## [EXERCISE INPUTS]
..........

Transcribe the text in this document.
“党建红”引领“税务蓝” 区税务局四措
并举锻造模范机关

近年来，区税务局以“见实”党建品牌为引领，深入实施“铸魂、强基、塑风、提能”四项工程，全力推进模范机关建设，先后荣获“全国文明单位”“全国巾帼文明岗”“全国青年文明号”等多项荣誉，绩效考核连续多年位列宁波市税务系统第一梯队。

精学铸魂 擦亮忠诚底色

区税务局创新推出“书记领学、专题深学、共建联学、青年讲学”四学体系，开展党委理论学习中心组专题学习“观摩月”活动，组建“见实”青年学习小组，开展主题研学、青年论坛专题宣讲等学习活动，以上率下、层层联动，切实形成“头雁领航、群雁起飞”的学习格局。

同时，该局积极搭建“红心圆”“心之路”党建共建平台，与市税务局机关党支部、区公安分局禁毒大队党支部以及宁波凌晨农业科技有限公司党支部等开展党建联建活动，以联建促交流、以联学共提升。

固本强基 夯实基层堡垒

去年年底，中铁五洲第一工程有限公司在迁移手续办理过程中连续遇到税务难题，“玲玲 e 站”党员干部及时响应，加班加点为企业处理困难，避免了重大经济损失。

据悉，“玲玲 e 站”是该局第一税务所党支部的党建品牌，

..........

## [GOAL]
Your task is to retype all of the records exactly.

## [RESULT FOR THIS TASK]
Transcribe the text in this document.
“党建红”引领“税务蓝” 区税务局四措
并举锻造模范机关

近年来，区税务局以“见实”党建品牌为引领，深入实施“铸魂、强基、塑风、提能”四项工程，全力推进模范机关建设，先后荣获“全国文明单位”“全国巾帼文明岗”“全国青年文明号”等多项荣誉，绩效考核连续多年位列宁波市税务系统第一梯队。

精学铸魂 擦亮忠诚底色

区税务局创新推出“书记领学、专题深学、共建联学、青年讲学”四学体系，开展党委理论学习中心组专题学习“观摩月”活动，组建“见实”青年学习小组，开展主题研学、青年论坛专题宣讲等学习活动，以上率下、层层联动，切实形成“头雁领航、群雁起飞”的学习格局。

同时，该局积极搭建“红心圆”“心之路”党建共建平台，与市税务局机关党支部、区公安分局禁毒大队党支部以及宁波凌晨农业科技有限公司党支部等开展党建联建活动，以联建促交流、以联学共提升。

固本强基 夯实基层堡垒

去年年底，中铁五洲第一工程有限公司在迁移手续办理过程中连续遇到税务难题，“玲玲 e 站”党员干部及时响应，加班加点为企业处理困难，避免了重大经济损失。

据悉，“玲玲 e 站”是该局第一税务所党支部的党建品牌，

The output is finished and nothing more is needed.